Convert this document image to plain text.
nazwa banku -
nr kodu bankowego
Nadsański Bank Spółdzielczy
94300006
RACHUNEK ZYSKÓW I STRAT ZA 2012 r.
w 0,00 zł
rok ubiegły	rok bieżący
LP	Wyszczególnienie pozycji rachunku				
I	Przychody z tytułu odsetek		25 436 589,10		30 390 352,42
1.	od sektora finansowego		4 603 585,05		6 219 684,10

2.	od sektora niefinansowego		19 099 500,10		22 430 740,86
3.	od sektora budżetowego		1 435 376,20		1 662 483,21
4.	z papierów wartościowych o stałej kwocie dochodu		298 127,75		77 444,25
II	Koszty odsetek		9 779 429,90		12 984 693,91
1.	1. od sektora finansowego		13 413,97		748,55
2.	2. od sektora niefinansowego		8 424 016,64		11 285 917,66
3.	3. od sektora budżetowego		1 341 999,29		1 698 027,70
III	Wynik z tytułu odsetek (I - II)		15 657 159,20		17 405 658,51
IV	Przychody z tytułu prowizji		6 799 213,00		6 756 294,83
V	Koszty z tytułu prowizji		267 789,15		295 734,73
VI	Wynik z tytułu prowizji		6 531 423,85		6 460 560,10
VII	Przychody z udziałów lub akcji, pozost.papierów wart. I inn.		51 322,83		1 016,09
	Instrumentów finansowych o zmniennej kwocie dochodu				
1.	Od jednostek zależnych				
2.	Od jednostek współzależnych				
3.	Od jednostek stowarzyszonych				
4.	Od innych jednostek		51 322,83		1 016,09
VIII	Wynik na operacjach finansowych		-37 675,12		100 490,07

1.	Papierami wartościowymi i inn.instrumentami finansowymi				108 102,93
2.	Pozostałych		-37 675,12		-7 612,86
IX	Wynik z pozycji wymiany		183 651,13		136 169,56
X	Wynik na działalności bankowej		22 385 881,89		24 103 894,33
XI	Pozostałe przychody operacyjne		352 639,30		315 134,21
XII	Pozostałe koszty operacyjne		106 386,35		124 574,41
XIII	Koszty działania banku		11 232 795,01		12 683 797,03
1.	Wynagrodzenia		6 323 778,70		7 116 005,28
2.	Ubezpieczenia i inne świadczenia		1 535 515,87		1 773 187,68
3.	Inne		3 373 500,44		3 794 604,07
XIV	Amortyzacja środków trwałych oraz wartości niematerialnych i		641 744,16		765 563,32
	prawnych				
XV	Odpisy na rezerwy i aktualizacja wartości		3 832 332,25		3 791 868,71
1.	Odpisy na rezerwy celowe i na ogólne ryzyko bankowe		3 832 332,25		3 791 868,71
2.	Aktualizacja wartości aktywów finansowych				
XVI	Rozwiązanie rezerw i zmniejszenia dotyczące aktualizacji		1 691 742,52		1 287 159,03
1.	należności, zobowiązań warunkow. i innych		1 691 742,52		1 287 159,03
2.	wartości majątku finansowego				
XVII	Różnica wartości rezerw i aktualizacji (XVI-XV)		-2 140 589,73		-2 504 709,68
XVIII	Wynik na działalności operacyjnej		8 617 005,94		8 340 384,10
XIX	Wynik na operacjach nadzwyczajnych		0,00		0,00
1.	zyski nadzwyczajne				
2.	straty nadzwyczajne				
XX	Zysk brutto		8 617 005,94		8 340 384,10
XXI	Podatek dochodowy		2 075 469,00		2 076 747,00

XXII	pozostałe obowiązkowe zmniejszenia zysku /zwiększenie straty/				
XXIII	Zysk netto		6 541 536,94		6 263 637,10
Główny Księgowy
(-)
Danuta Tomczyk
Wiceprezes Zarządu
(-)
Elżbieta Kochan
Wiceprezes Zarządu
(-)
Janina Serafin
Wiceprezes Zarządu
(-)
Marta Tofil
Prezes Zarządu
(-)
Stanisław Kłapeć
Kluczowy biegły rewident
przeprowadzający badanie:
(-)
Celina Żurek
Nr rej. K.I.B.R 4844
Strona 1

# TASK REQUIREMENTS:
Copy out the whole listing, exactly as written.

# RESPONSE TO THE TASK:
Convert this document image to plain text.
nazwa banku -
nr kodu bankowego
Nadsański Bank Spółdzielczy
94300006
RACHUNEK ZYSKÓW I STRAT ZA 2012 r.
w 0,00 zł
rok ubiegły	rok bieżący
LP	Wyszczególnienie pozycji rachunku				
I	Przychody z tytułu odsetek		25 436 589,10		30 390 352,42
1.	od sektora finansowego		4 603 585,05		6 219 684,10

2.	od sektora niefinansowego		19 099 500,10		22 430 740,86
3.	od sektora budżetowego		1 435 376,20		1 662 483,21
4.	z papierów wartościowych o stałej kwocie dochodu		298 127,75		77 444,25
II	Koszty odsetek		9 779 429,90		12 984 693,91
1.	1. od sektora finansowego		13 413,97		748,55
2.	2. od sektora niefinansowego		8 424 016,64		11 285 917,66
3.	3. od sektora budżetowego		1 341 999,29		1 698 027,70
III	Wynik z tytułu odsetek (I - II)		15 657 159,20		17 405 658,51
IV	Przychody z tytułu prowizji		6 799 213,00		6 756 294,83
V	Koszty z tytułu prowizji		267 789,15		295 734,73
VI	Wynik z tytułu prowizji		6 531 423,85		6 460 560,10
VII	Przychody z udziałów lub akcji, pozost.papierów wart. I inn.		51 322,83		1 016,09
	Instrumentów finansowych o zmniennej kwocie dochodu				
1.	Od jednostek zależnych				
2.	Od jednostek współzależnych				
3.	Od jednostek stowarzyszonych				
4.	Od innych jednostek		51 322,83		1 016,09
VIII	Wynik na operacjach finansowych		-37 675,12		100 490,07

1.	Papierami wartościowymi i inn.instrumentami finansowymi				108 102,93
2.	Pozostałych		-37 675,12		-7 612,86
IX	Wynik z pozycji wymiany		183 651,13		136 169,56
X	Wynik na działalności bankowej		22 385 881,89		24 103 894,33
XI	Pozostałe przychody operacyjne		352 639,30		315 134,21
XII	Pozostałe koszty operacyjne		106 386,35		124 574,41
XIII	Koszty działania banku		11 232 795,01		12 683 797,03
1.	Wynagrodzenia		6 323 778,70		7 116 005,28
2.	Ubezpieczenia i inne świadczenia		1 535 515,87		1 773 187,68
3.	Inne		3 373 500,44		3 794 604,07
XIV	Amortyzacja środków trwałych oraz wartości niematerialnych i		641 744,16		765 563,32
	prawnych				
XV	Odpisy na rezerwy i aktualizacja wartości		3 832 332,25		3 791 868,71
1.	Odpisy na rezerwy celowe i na ogólne ryzyko bankowe		3 832 332,25		3 791 868,71
2.	Aktualizacja wartości aktywów finansowych				
XVI	Rozwiązanie rezerw i zmniejszenia dotyczące aktualizacji		1 691 742,52		1 287 159,03
1.	należności, zobowiązań warunkow. i innych		1 691 742,52		1 287 159,03
2.	wartości majątku finansowego				
XVII	Różnica wartości rezerw i aktualizacji (XVI-XV)		-2 140 589,73		-2 504 709,68
XVIII	Wynik na działalności operacyjnej		8 617 005,94		8 340 384,10
XIX	Wynik na operacjach nadzwyczajnych		0,00		0,00
1.	zyski nadzwyczajne				
2.	straty nadzwyczajne				
XX	Zysk brutto		8 617 005,94		8 340 384,10
XXI	Podatek dochodowy		2 075 469,00		2 076 747,00

XXII	pozostałe obowiązkowe zmniejszenia zysku /zwiększenie straty/				
XXIII	Zysk netto		6 541 536,94		6 263 637,10
Główny Księgowy
(-)
Danuta Tomczyk
Wiceprezes Zarządu
(-)
Elżbieta Kochan
Wiceprezes Zarządu
(-)
Janina Serafin
Wiceprezes Zarządu
(-)
Marta Tofil
Prezes Zarządu
(-)
Stanisław Kłapeć
Kluczowy biegły rewident
przeprowadzający badanie:
(-)
Celina Żurek
Nr rej. K.I.B.R 4844
Strona 1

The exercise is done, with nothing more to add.